Task prompt
Copy the data word for word, from the start through the line that contains "ribbon-button[interactable]: 接受 bbox=[826, 87, 870, 141]".

Excerpted data
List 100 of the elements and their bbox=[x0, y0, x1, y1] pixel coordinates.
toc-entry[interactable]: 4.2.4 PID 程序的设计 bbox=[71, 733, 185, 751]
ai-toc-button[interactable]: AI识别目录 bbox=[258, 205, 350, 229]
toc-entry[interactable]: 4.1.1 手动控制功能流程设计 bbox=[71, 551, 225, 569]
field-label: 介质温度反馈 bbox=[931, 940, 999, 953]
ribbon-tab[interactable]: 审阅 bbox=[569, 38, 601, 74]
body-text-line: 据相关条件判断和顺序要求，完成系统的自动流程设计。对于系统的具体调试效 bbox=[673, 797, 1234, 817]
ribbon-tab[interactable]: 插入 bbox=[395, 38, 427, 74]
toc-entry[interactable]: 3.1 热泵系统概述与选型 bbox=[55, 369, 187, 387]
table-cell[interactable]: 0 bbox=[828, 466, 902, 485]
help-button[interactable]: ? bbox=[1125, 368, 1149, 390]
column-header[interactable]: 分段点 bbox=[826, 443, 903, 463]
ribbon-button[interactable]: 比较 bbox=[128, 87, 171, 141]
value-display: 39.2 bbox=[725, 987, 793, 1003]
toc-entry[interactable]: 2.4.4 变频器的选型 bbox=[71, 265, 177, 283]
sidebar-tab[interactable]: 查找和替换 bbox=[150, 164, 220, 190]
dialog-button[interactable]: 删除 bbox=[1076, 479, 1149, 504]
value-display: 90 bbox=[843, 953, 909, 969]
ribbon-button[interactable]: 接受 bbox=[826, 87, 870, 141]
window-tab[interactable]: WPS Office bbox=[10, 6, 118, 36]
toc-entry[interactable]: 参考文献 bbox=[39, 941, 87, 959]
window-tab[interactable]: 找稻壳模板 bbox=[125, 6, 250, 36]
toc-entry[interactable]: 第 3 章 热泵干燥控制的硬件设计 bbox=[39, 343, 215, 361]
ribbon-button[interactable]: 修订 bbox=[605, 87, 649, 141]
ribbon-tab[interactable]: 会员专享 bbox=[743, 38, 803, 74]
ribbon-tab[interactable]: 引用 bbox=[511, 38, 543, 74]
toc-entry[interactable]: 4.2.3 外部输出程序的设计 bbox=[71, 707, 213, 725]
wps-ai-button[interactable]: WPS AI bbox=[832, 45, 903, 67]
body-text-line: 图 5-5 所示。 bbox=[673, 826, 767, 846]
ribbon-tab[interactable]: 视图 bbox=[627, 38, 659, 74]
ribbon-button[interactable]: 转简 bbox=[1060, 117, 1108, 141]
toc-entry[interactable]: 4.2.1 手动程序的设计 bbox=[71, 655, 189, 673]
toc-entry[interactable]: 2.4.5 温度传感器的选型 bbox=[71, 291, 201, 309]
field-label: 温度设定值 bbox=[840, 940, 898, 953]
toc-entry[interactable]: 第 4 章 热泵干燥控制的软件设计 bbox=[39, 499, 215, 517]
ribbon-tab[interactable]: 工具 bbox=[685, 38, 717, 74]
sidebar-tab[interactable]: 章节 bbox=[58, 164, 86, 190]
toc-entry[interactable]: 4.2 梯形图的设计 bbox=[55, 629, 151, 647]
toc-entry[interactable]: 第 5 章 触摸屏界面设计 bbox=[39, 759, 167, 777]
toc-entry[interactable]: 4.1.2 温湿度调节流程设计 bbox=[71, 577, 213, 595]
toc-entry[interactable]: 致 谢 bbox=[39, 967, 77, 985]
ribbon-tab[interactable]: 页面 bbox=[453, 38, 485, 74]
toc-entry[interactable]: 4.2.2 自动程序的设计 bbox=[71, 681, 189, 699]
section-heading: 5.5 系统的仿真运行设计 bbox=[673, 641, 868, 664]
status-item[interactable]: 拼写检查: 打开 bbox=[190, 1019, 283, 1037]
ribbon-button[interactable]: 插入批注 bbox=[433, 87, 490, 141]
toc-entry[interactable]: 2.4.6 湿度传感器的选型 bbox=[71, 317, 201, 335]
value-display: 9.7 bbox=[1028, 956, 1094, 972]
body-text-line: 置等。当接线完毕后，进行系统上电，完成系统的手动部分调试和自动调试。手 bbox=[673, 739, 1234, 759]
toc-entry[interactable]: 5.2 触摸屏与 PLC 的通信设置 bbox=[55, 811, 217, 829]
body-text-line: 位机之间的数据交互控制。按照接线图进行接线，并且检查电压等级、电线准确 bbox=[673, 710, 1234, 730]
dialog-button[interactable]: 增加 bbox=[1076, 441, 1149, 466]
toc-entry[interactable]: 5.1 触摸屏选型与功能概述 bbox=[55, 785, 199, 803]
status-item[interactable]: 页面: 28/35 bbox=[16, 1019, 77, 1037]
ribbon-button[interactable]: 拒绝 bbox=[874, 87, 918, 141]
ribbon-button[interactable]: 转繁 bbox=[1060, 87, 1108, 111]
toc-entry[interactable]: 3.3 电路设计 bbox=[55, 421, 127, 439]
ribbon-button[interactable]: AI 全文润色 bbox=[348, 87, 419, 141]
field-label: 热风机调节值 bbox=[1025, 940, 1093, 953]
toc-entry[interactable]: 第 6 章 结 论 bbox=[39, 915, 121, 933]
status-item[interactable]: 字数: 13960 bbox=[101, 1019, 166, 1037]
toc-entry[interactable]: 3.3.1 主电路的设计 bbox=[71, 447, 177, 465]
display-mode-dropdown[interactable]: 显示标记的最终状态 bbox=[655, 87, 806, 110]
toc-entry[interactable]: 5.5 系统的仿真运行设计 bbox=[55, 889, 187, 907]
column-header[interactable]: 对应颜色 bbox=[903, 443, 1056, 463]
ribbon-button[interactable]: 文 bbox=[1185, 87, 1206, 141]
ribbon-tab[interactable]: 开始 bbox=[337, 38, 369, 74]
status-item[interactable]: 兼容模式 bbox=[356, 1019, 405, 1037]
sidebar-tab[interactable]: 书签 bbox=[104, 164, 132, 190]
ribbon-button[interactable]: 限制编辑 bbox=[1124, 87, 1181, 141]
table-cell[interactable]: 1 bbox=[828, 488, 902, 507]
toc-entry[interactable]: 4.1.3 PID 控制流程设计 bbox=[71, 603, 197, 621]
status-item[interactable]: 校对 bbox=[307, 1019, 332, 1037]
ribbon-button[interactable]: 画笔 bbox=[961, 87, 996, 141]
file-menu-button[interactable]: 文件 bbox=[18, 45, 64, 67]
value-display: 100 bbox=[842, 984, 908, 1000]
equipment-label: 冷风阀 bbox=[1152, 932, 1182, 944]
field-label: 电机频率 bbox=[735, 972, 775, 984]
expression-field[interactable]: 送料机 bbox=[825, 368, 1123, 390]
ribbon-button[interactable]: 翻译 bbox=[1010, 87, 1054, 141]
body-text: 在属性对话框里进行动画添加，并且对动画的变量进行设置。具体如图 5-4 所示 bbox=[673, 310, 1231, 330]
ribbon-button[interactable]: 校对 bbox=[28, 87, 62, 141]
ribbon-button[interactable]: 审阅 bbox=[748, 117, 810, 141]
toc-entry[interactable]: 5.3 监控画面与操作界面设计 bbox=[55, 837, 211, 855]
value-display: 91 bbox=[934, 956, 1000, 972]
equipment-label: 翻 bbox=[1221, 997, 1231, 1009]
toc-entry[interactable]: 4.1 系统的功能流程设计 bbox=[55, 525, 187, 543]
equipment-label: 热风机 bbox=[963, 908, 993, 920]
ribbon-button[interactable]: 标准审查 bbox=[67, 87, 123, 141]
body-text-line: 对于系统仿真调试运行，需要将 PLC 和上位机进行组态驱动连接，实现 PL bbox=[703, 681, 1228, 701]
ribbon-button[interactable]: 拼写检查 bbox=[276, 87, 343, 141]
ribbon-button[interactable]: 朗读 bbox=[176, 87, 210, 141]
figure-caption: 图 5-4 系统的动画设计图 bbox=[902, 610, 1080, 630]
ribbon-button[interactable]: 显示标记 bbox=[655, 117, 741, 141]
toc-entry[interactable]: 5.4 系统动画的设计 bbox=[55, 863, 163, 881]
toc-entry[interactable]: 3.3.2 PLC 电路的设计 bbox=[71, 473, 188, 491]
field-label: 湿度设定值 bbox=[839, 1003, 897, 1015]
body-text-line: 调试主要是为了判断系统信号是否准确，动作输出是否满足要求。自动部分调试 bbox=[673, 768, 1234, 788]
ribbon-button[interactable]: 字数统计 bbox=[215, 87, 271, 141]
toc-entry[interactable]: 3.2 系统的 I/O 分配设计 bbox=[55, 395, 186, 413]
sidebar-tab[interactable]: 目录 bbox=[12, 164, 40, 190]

Problem solution
List 100 of the elements and their bbox=[x0, y0, x1, y1] pixel coordinates.
toc-entry[interactable]: 4.2.4 PID 程序的设计 bbox=[71, 733, 185, 751]
ai-toc-button[interactable]: AI识别目录 bbox=[258, 205, 350, 229]
toc-entry[interactable]: 4.1.1 手动控制功能流程设计 bbox=[71, 551, 225, 569]
field-label: 介质温度反馈 bbox=[931, 940, 999, 953]
ribbon-tab[interactable]: 审阅 bbox=[569, 38, 601, 74]
body-text-line: 据相关条件判断和顺序要求，完成系统的自动流程设计。对于系统的具体调试效 bbox=[673, 797, 1234, 817]
ribbon-tab[interactable]: 插入 bbox=[395, 38, 427, 74]
toc-entry[interactable]: 3.1 热泵系统概述与选型 bbox=[55, 369, 187, 387]
table-cell[interactable]: 0 bbox=[828, 466, 902, 485]
help-button[interactable]: ? bbox=[1125, 368, 1149, 390]
column-header[interactable]: 分段点 bbox=[826, 443, 903, 463]
ribbon-button[interactable]: 比较 bbox=[128, 87, 171, 141]
value-display: 39.2 bbox=[725, 987, 793, 1003]
toc-entry[interactable]: 2.4.4 变频器的选型 bbox=[71, 265, 177, 283]
sidebar-tab[interactable]: 查找和替换 bbox=[150, 164, 220, 190]
dialog-button[interactable]: 删除 bbox=[1076, 479, 1149, 504]
value-display: 90 bbox=[843, 953, 909, 969]
ribbon-button[interactable]: 接受 bbox=[826, 87, 870, 141]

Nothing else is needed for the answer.